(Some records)
────────────────────────────────────────
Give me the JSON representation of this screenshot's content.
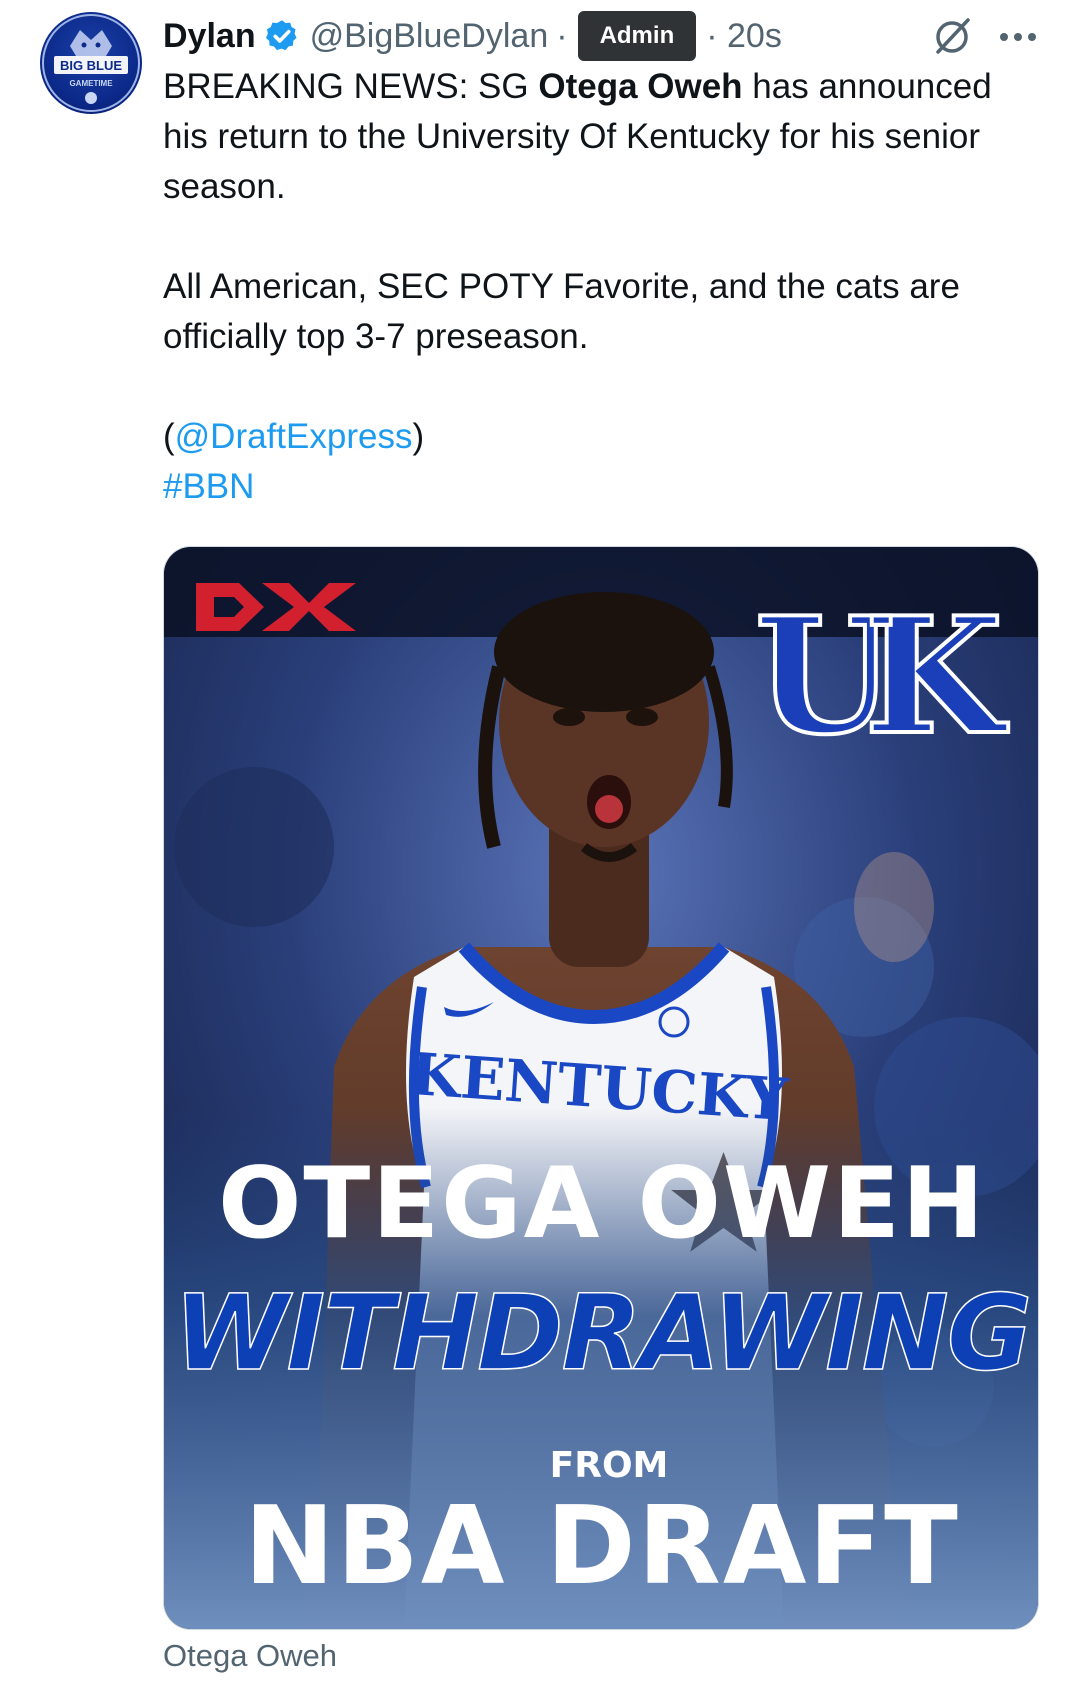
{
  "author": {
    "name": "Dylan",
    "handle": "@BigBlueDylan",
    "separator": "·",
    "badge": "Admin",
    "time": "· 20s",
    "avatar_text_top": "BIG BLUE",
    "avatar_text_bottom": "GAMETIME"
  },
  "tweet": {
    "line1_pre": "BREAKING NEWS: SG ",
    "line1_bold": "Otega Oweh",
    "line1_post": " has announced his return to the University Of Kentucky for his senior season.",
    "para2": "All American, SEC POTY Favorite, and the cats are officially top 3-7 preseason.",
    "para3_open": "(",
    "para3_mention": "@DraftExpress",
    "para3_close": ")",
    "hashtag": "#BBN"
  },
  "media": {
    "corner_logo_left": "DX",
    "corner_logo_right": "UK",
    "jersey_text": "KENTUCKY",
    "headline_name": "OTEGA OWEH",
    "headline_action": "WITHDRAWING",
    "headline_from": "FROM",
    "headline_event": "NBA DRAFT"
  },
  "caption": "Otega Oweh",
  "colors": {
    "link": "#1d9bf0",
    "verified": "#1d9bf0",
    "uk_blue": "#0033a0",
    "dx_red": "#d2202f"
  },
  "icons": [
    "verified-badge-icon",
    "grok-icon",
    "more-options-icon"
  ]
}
────────────────────────────────────────
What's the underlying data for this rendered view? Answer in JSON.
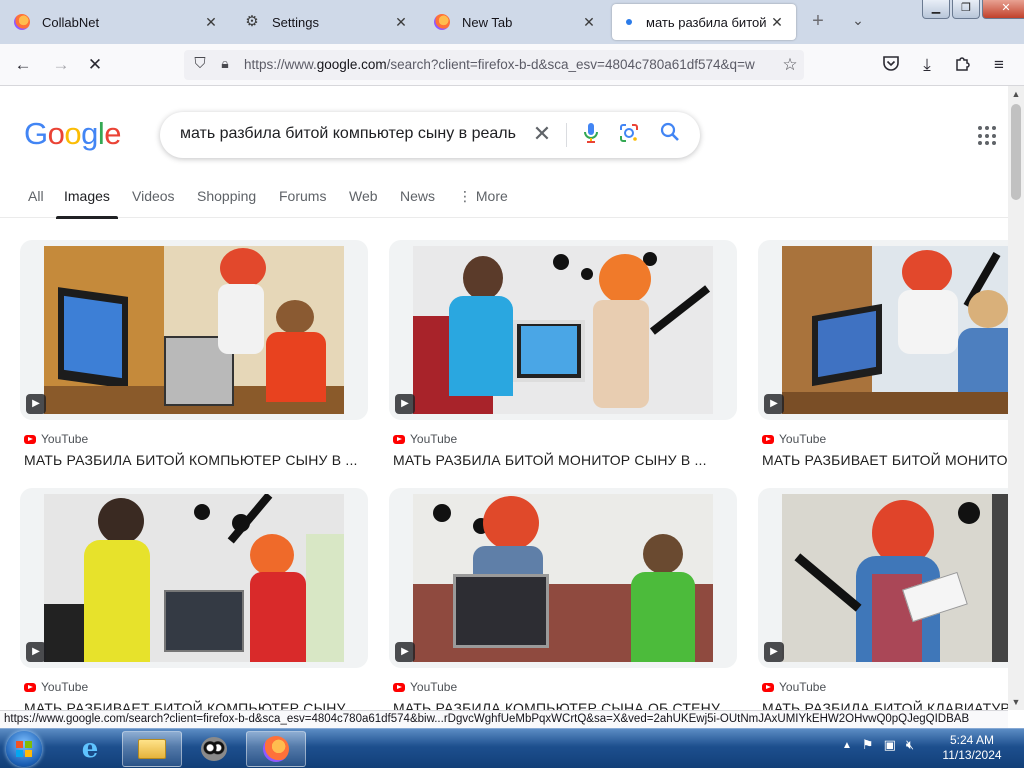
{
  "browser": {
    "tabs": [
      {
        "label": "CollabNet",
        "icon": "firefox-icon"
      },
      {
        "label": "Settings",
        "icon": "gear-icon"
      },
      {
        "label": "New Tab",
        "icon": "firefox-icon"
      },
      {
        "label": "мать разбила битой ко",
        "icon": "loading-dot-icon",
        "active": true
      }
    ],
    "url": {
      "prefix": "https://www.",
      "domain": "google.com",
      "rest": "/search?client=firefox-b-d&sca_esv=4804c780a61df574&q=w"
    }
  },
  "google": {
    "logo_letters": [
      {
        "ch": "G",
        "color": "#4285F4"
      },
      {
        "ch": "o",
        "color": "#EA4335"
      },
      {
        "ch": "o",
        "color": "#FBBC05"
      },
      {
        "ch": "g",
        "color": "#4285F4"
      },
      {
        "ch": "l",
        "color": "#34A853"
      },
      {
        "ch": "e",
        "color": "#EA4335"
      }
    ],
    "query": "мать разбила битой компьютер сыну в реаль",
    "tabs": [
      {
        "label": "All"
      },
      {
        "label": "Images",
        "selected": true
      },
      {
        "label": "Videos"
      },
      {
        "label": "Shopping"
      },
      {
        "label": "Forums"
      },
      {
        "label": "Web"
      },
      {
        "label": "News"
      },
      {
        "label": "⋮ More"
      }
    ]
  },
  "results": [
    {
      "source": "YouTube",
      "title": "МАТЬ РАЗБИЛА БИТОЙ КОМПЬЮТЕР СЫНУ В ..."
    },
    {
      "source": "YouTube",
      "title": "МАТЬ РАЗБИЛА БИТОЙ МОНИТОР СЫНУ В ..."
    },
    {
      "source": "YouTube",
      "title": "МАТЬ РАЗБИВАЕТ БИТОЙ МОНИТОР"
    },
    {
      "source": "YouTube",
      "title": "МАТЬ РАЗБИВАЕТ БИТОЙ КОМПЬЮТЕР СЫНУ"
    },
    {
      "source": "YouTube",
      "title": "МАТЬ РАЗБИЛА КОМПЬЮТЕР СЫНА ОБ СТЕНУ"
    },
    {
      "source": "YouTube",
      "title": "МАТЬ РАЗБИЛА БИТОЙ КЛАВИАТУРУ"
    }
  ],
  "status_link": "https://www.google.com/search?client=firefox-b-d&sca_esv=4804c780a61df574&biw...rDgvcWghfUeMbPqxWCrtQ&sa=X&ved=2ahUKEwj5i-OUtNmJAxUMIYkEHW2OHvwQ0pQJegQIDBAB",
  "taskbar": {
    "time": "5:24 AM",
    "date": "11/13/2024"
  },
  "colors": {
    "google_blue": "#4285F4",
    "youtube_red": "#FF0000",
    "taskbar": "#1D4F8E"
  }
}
────────────────────────────────────────
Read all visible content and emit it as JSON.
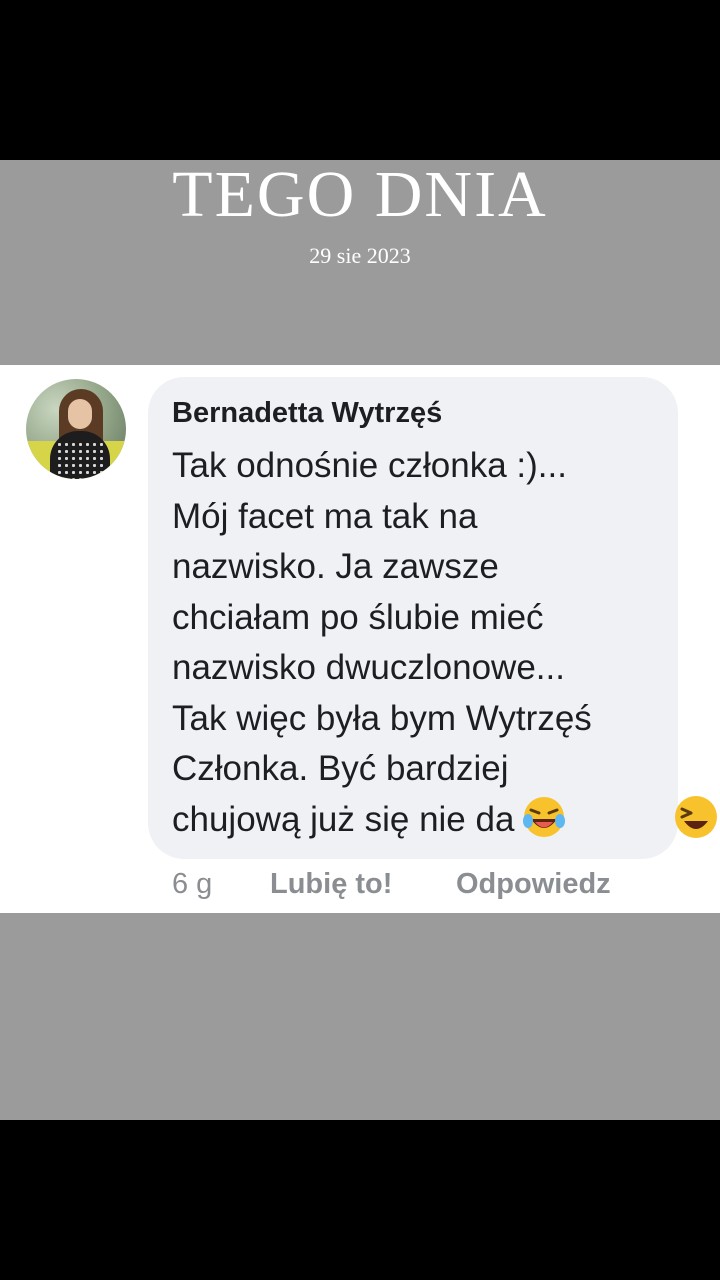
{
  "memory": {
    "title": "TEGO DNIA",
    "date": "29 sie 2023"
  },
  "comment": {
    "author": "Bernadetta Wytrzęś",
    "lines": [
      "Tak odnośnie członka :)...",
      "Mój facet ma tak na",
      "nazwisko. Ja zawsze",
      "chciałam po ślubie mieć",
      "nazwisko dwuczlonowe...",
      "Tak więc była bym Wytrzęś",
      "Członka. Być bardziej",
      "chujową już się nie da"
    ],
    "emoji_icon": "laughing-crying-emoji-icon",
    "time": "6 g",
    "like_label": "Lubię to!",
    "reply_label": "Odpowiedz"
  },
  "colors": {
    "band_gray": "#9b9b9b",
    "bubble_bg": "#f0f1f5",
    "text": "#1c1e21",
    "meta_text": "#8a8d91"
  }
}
────────────────────────────────────────
**EXERCISE DESCRIPTION:** Copy every line above that holds the word "title".

**ANSWER FOR THIS EXERCISE:**
      "title": "МАТЬ РАЗБИЛА БИТОЙ КОМПЬЮТЕР СЫНУ В ..."
      "title": "МАТЬ РАЗБИЛА БИТОЙ МОНИТОР СЫНУ В ..."
      "title": "МАТЬ РАЗБИВАЕТ БИТОЙ МОНИТОР"
      "title": "МАТЬ РАЗБИВАЕТ БИТОЙ КОМПЬЮТЕР СЫНУ"
      "title": "МАТЬ РАЗБИЛА КОМПЬЮТЕР СЫНА ОБ СТЕНУ"
      "title": "МАТЬ РАЗБИЛА БИТОЙ КЛАВИАТУРУ"
    "title": "TEGO DNIA",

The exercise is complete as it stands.